### Problem description
Single out the lines of the material that contain "communications" and copy them.

[Begin Data rows]

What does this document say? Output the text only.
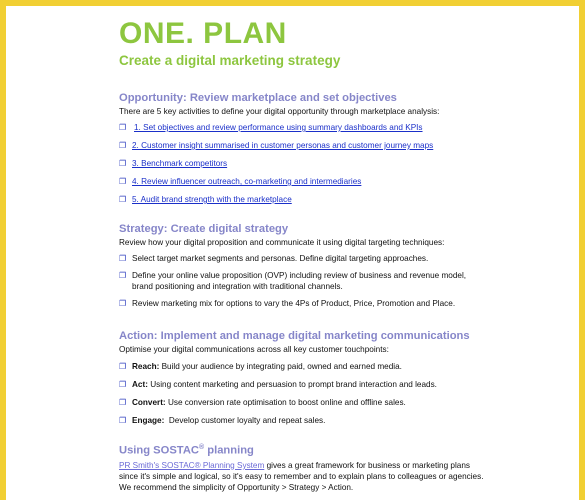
ONE. PLAN
Create a digital marketing strategy
Opportunity: Review marketplace and set objectives

There are 5 key activities to define your digital opportunity through marketplace analysis:

❐ 1. Set objectives and review performance using summary dashboards and KPIs
❐ 2. Customer insight summarised in customer personas and customer journey maps
❐ 3. Benchmark competitors
❐ 4. Review influencer outreach, co-marketing and intermediaries
❐ 5. Audit brand strength with the marketplace
Strategy: Create digital strategy

Review how your digital proposition and communicate it using digital targeting techniques:

❐ Select target market segments and personas. Define digital targeting approaches.
❐ Define your online value proposition (OVP) including review of business and revenue model, brand positioning and integration with traditional channels.
❐ Review marketing mix for options to vary the 4Ps of Product, Price, Promotion and Place.
Action: Implement and manage digital marketing communications

Optimise your digital communications across all key customer touchpoints:

❐ Reach: Build your audience by integrating paid, owned and earned media.
❐ Act: Using content marketing and persuasion to prompt brand interaction and leads.
❐ Convert: Use conversion rate optimisation to boost online and offline sales.
❐ Engage:  Develop customer loyalty and repeat sales.
Using SOSTAC® planning

PR Smith's SOSTAC® Planning System gives a great framework for business or marketing plans since it's simple and logical, so it's easy to remember and to explain plans to colleagues or agencies. We recommend the simplicity of Opportunity > Strategy > Action.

[End Data rows]

### Exercise response
Action: Implement and manage digital marketing communications
Optimise your digital communications across all key customer touchpoints:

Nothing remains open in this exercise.